§ TASK GOAL
Copy all the entries below exactly, but not the pictures.

----- DATA FOR THIS EXERCISE

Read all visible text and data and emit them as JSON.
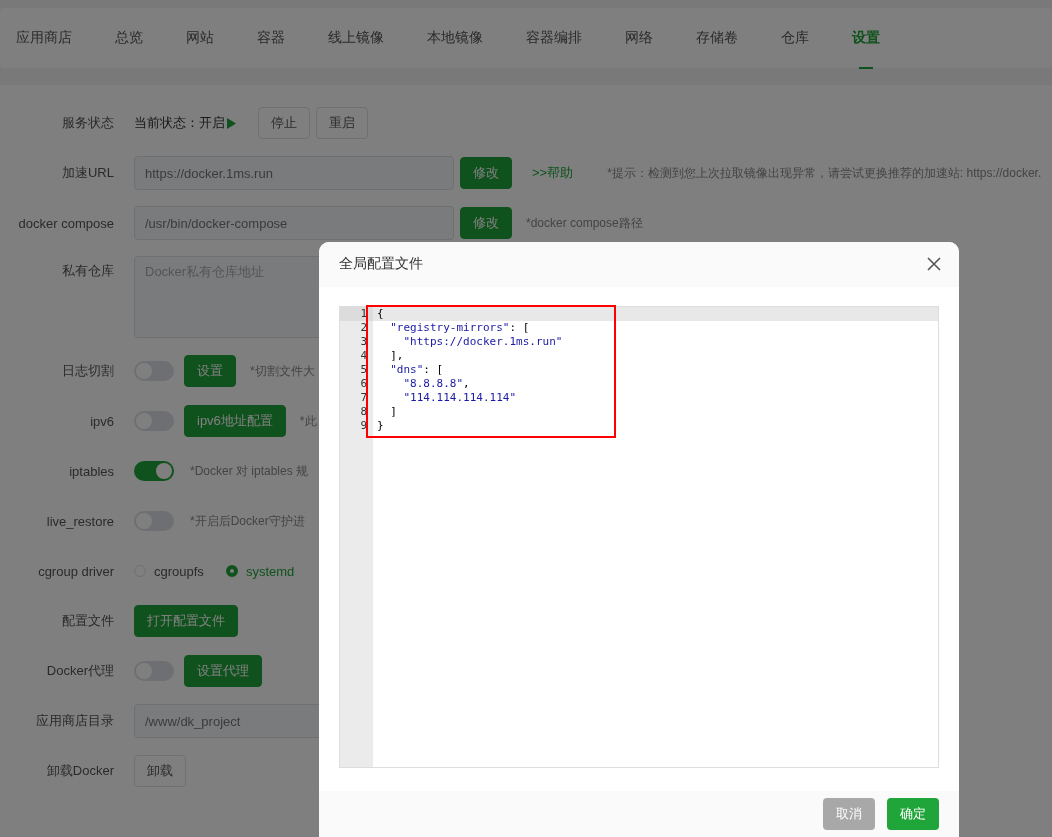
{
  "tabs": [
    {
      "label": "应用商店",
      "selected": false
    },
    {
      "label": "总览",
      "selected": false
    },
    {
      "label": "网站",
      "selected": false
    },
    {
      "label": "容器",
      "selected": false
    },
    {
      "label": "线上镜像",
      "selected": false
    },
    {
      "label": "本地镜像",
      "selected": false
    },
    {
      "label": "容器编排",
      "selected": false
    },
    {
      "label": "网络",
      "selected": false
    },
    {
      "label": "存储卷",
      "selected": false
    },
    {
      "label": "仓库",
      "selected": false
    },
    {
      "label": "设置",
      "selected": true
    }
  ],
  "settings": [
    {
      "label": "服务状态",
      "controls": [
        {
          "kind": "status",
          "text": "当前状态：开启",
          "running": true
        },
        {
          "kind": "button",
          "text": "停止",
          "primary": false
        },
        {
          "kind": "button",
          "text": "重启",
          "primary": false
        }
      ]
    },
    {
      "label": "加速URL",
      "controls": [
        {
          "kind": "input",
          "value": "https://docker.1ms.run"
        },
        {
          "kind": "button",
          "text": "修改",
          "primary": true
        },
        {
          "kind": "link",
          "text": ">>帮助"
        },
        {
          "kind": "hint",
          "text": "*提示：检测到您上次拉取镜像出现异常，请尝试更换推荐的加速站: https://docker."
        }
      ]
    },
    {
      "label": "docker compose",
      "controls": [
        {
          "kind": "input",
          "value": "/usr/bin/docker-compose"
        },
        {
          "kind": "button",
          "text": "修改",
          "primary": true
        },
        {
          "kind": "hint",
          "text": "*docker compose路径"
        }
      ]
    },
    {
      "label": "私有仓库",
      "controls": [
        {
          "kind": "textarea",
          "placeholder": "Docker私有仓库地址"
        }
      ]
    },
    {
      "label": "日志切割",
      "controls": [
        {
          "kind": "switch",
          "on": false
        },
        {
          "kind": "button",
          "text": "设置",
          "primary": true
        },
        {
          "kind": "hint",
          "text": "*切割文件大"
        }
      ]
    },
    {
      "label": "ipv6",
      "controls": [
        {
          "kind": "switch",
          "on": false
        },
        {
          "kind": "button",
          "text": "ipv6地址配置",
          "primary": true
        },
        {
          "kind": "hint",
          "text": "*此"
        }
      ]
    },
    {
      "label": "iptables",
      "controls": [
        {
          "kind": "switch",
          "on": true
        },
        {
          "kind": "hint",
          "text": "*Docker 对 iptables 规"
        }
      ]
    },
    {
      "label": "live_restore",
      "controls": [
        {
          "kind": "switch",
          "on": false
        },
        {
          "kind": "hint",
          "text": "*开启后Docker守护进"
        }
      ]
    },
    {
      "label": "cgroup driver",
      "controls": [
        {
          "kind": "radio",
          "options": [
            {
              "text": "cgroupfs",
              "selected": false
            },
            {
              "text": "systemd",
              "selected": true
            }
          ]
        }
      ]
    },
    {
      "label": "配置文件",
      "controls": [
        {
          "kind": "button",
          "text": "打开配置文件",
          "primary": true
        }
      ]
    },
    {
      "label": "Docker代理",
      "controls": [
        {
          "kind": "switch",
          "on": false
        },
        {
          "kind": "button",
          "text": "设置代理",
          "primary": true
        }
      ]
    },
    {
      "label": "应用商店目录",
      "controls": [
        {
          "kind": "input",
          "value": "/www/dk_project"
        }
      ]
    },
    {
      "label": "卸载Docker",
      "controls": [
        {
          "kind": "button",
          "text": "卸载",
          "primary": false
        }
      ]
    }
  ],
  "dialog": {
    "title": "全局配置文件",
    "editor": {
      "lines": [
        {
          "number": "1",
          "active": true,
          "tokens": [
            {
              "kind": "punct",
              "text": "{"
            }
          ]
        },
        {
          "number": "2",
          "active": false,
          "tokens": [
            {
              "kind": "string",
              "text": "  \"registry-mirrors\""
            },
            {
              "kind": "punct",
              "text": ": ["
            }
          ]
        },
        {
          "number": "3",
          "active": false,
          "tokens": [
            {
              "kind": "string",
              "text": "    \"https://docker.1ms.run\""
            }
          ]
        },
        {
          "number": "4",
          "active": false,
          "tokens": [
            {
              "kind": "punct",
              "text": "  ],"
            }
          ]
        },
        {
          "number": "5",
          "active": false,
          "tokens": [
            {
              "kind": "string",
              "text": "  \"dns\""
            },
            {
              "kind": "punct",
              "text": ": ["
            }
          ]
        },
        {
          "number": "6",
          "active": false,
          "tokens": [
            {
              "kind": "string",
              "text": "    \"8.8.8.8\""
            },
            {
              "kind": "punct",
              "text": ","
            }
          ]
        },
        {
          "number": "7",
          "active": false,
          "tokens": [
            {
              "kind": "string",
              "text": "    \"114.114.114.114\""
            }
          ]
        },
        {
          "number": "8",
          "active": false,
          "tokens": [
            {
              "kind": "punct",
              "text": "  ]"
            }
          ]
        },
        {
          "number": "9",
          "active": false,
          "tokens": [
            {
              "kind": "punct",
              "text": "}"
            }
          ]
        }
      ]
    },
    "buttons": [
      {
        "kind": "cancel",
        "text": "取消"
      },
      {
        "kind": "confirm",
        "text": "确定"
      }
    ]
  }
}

----------

§ WRITTEN SOLUTION
Read all visible text and data and emit them as JSON.
{
  "tabs": [
    {
      "label": "应用商店",
      "selected": false
    },
    {
      "label": "总览",
      "selected": false
    },
    {
      "label": "网站",
      "selected": false
    },
    {
      "label": "容器",
      "selected": false
    },
    {
      "label": "线上镜像",
      "selected": false
    },
    {
      "label": "本地镜像",
      "selected": false
    },
    {
      "label": "容器编排",
      "selected": false
    },
    {
      "label": "网络",
      "selected": false
    },
    {
      "label": "存储卷",
      "selected": false
    },
    {
      "label": "仓库",
      "selected": false
    },
    {
      "label": "设置",
      "selected": true
    }
  ],
  "settings": [
    {
      "label": "服务状态",
      "controls": [
        {
          "kind": "status",
          "text": "当前状态：开启",
          "running": true
        },
        {
          "kind": "button",
          "text": "停止",
          "primary": false
        },
        {
          "kind": "button",
          "text": "重启",
          "primary": false
        }
      ]
    },
    {
      "label": "加速URL",
      "controls": [
        {
          "kind": "input",
          "value": "https://docker.1ms.run"
        },
        {
          "kind": "button",
          "text": "修改",
          "primary": true
        },
        {
          "kind": "link",
          "text": ">>帮助"
        },
        {
          "kind": "hint",
          "text": "*提示：检测到您上次拉取镜像出现异常，请尝试更换推荐的加速站: https://docker."
        }
      ]
    },
    {
      "label": "docker compose",
      "controls": [
        {
          "kind": "input",
          "value": "/usr/bin/docker-compose"
        },
        {
          "kind": "button",
          "text": "修改",
          "primary": true
        },
        {
          "kind": "hint",
          "text": "*docker compose路径"
        }
      ]
    },
    {
      "label": "私有仓库",
      "controls": [
        {
          "kind": "textarea",
          "placeholder": "Docker私有仓库地址"
        }
      ]
    },
    {
      "label": "日志切割",
      "controls": [
        {
          "kind": "switch",
          "on": false
        },
        {
          "kind": "button",
          "text": "设置",
          "primary": true
        },
        {
          "kind": "hint",
          "text": "*切割文件大"
        }
      ]
    },
    {
      "label": "ipv6",
      "controls": [
        {
          "kind": "switch",
          "on": false
        },
        {
          "kind": "button",
          "text": "ipv6地址配置",
          "primary": true
        },
        {
          "kind": "hint",
          "text": "*此"
        }
      ]
    },
    {
      "label": "iptables",
      "controls": [
        {
          "kind": "switch",
          "on": true
        },
        {
          "kind": "hint",
          "text": "*Docker 对 iptables 规"
        }
      ]
    },
    {
      "label": "live_restore",
      "controls": [
        {
          "kind": "switch",
          "on": false
        },
        {
          "kind": "hint",
          "text": "*开启后Docker守护进"
        }
      ]
    },
    {
      "label": "cgroup driver",
      "controls": [
        {
          "kind": "radio",
          "options": [
            {
              "text": "cgroupfs",
              "selected": false
            },
            {
              "text": "systemd",
              "selected": true
            }
          ]
        }
      ]
    },
    {
      "label": "配置文件",
      "controls": [
        {
          "kind": "button",
          "text": "打开配置文件",
          "primary": true
        }
      ]
    },
    {
      "label": "Docker代理",
      "controls": [
        {
          "kind": "switch",
          "on": false
        },
        {
          "kind": "button",
          "text": "设置代理",
          "primary": true
        }
      ]
    },
    {
      "label": "应用商店目录",
      "controls": [
        {
          "kind": "input",
          "value": "/www/dk_project"
        }
      ]
    },
    {
      "label": "卸载Docker",
      "controls": [
        {
          "kind": "button",
          "text": "卸载",
          "primary": false
        }
      ]
    }
  ],
  "dialog": {
    "title": "全局配置文件",
    "editor": {
      "lines": [
        {
          "number": "1",
          "active": true,
          "tokens": [
            {
              "kind": "punct",
              "text": "{"
            }
          ]
        },
        {
          "number": "2",
          "active": false,
          "tokens": [
            {
              "kind": "string",
              "text": "  \"registry-mirrors\""
            },
            {
              "kind": "punct",
              "text": ": ["
            }
          ]
        },
        {
          "number": "3",
          "active": false,
          "tokens": [
            {
              "kind": "string",
              "text": "    \"https://docker.1ms.run\""
            }
          ]
        },
        {
          "number": "4",
          "active": false,
          "tokens": [
            {
              "kind": "punct",
              "text": "  ],"
            }
          ]
        },
        {
          "number": "5",
          "active": false,
          "tokens": [
            {
              "kind": "string",
              "text": "  \"dns\""
            },
            {
              "kind": "punct",
              "text": ": ["
            }
          ]
        },
        {
          "number": "6",
          "active": false,
          "tokens": [
            {
              "kind": "string",
              "text": "    \"8.8.8.8\""
            },
            {
              "kind": "punct",
              "text": ","
            }
          ]
        },
        {
          "number": "7",
          "active": false,
          "tokens": [
            {
              "kind": "string",
              "text": "    \"114.114.114.114\""
            }
          ]
        },
        {
          "number": "8",
          "active": false,
          "tokens": [
            {
              "kind": "punct",
              "text": "  ]"
            }
          ]
        },
        {
          "number": "9",
          "active": false,
          "tokens": [
            {
              "kind": "punct",
              "text": "}"
            }
          ]
        }
      ]
    },
    "buttons": [
      {
        "kind": "cancel",
        "text": "取消"
      },
      {
        "kind": "confirm",
        "text": "确定"
      }
    ]
  }
}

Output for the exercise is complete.